### DATA SHOWN:
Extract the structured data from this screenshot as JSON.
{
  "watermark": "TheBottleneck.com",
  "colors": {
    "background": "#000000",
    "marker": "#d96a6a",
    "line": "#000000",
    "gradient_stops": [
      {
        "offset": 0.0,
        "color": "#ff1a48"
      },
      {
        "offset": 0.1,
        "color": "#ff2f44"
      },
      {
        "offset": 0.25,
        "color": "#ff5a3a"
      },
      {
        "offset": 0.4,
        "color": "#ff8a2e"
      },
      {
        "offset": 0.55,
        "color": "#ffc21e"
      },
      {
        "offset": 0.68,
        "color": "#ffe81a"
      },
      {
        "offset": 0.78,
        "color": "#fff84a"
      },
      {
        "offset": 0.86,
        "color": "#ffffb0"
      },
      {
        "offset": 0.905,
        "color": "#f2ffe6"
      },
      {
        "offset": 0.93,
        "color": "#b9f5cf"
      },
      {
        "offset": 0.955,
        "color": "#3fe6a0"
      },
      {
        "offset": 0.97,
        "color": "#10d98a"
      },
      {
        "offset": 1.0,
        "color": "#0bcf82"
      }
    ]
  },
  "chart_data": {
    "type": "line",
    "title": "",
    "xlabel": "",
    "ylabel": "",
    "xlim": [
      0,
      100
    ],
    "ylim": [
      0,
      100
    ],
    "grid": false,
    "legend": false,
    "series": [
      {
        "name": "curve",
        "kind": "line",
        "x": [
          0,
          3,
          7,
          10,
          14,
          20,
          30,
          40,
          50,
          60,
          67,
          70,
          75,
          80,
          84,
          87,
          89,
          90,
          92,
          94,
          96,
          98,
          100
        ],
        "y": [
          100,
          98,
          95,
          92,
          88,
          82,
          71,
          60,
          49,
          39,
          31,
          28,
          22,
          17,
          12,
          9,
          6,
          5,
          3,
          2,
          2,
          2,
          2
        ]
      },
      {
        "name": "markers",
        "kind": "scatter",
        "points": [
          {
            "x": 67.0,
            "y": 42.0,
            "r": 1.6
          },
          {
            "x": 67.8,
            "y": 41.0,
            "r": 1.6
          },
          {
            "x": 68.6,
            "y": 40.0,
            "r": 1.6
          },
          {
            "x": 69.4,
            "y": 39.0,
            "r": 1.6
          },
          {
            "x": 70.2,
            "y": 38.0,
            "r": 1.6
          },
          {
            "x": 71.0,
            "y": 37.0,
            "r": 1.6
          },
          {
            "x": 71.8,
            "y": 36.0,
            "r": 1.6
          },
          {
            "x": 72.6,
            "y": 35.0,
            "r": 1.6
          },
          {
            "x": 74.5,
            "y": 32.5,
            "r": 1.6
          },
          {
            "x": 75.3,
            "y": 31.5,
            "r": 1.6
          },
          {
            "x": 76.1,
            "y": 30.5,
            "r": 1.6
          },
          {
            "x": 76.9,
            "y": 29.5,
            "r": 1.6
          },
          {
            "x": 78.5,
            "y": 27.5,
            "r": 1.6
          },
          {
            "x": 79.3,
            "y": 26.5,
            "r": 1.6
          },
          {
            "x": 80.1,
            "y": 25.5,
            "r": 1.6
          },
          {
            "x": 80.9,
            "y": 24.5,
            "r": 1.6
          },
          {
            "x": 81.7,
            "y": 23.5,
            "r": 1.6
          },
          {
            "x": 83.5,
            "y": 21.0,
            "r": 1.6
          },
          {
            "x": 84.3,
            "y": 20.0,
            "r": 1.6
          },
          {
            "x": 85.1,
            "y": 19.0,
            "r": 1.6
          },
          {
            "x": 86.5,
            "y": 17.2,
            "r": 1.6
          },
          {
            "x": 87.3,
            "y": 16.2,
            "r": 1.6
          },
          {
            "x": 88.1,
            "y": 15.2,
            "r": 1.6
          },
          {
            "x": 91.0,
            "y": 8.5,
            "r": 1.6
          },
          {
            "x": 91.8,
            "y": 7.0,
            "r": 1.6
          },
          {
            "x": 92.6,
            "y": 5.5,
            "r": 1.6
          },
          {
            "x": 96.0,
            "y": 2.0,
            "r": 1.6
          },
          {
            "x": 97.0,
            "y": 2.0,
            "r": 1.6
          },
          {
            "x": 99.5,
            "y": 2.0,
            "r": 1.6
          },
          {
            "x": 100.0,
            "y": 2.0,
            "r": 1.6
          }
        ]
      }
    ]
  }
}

### PROBLEM TO SOLVE:
Reproduce the material above, every line of it, exactly.

### REPLY TO THE EXERCISE:
Extract the structured data from this screenshot as JSON.
{
  "watermark": "TheBottleneck.com",
  "colors": {
    "background": "#000000",
    "marker": "#d96a6a",
    "line": "#000000",
    "gradient_stops": [
      {
        "offset": 0.0,
        "color": "#ff1a48"
      },
      {
        "offset": 0.1,
        "color": "#ff2f44"
      },
      {
        "offset": 0.25,
        "color": "#ff5a3a"
      },
      {
        "offset": 0.4,
        "color": "#ff8a2e"
      },
      {
        "offset": 0.55,
        "color": "#ffc21e"
      },
      {
        "offset": 0.68,
        "color": "#ffe81a"
      },
      {
        "offset": 0.78,
        "color": "#fff84a"
      },
      {
        "offset": 0.86,
        "color": "#ffffb0"
      },
      {
        "offset": 0.905,
        "color": "#f2ffe6"
      },
      {
        "offset": 0.93,
        "color": "#b9f5cf"
      },
      {
        "offset": 0.955,
        "color": "#3fe6a0"
      },
      {
        "offset": 0.97,
        "color": "#10d98a"
      },
      {
        "offset": 1.0,
        "color": "#0bcf82"
      }
    ]
  },
  "chart_data": {
    "type": "line",
    "title": "",
    "xlabel": "",
    "ylabel": "",
    "xlim": [
      0,
      100
    ],
    "ylim": [
      0,
      100
    ],
    "grid": false,
    "legend": false,
    "series": [
      {
        "name": "curve",
        "kind": "line",
        "x": [
          0,
          3,
          7,
          10,
          14,
          20,
          30,
          40,
          50,
          60,
          67,
          70,
          75,
          80,
          84,
          87,
          89,
          90,
          92,
          94,
          96,
          98,
          100
        ],
        "y": [
          100,
          98,
          95,
          92,
          88,
          82,
          71,
          60,
          49,
          39,
          31,
          28,
          22,
          17,
          12,
          9,
          6,
          5,
          3,
          2,
          2,
          2,
          2
        ]
      },
      {
        "name": "markers",
        "kind": "scatter",
        "points": [
          {
            "x": 67.0,
            "y": 42.0,
            "r": 1.6
          },
          {
            "x": 67.8,
            "y": 41.0,
            "r": 1.6
          },
          {
            "x": 68.6,
            "y": 40.0,
            "r": 1.6
          },
          {
            "x": 69.4,
            "y": 39.0,
            "r": 1.6
          },
          {
            "x": 70.2,
            "y": 38.0,
            "r": 1.6
          },
          {
            "x": 71.0,
            "y": 37.0,
            "r": 1.6
          },
          {
            "x": 71.8,
            "y": 36.0,
            "r": 1.6
          },
          {
            "x": 72.6,
            "y": 35.0,
            "r": 1.6
          },
          {
            "x": 74.5,
            "y": 32.5,
            "r": 1.6
          },
          {
            "x": 75.3,
            "y": 31.5,
            "r": 1.6
          },
          {
            "x": 76.1,
            "y": 30.5,
            "r": 1.6
          },
          {
            "x": 76.9,
            "y": 29.5,
            "r": 1.6
          },
          {
            "x": 78.5,
            "y": 27.5,
            "r": 1.6
          },
          {
            "x": 79.3,
            "y": 26.5,
            "r": 1.6
          },
          {
            "x": 80.1,
            "y": 25.5,
            "r": 1.6
          },
          {
            "x": 80.9,
            "y": 24.5,
            "r": 1.6
          },
          {
            "x": 81.7,
            "y": 23.5,
            "r": 1.6
          },
          {
            "x": 83.5,
            "y": 21.0,
            "r": 1.6
          },
          {
            "x": 84.3,
            "y": 20.0,
            "r": 1.6
          },
          {
            "x": 85.1,
            "y": 19.0,
            "r": 1.6
          },
          {
            "x": 86.5,
            "y": 17.2,
            "r": 1.6
          },
          {
            "x": 87.3,
            "y": 16.2,
            "r": 1.6
          },
          {
            "x": 88.1,
            "y": 15.2,
            "r": 1.6
          },
          {
            "x": 91.0,
            "y": 8.5,
            "r": 1.6
          },
          {
            "x": 91.8,
            "y": 7.0,
            "r": 1.6
          },
          {
            "x": 92.6,
            "y": 5.5,
            "r": 1.6
          },
          {
            "x": 96.0,
            "y": 2.0,
            "r": 1.6
          },
          {
            "x": 97.0,
            "y": 2.0,
            "r": 1.6
          },
          {
            "x": 99.5,
            "y": 2.0,
            "r": 1.6
          },
          {
            "x": 100.0,
            "y": 2.0,
            "r": 1.6
          }
        ]
      }
    ]
  }
}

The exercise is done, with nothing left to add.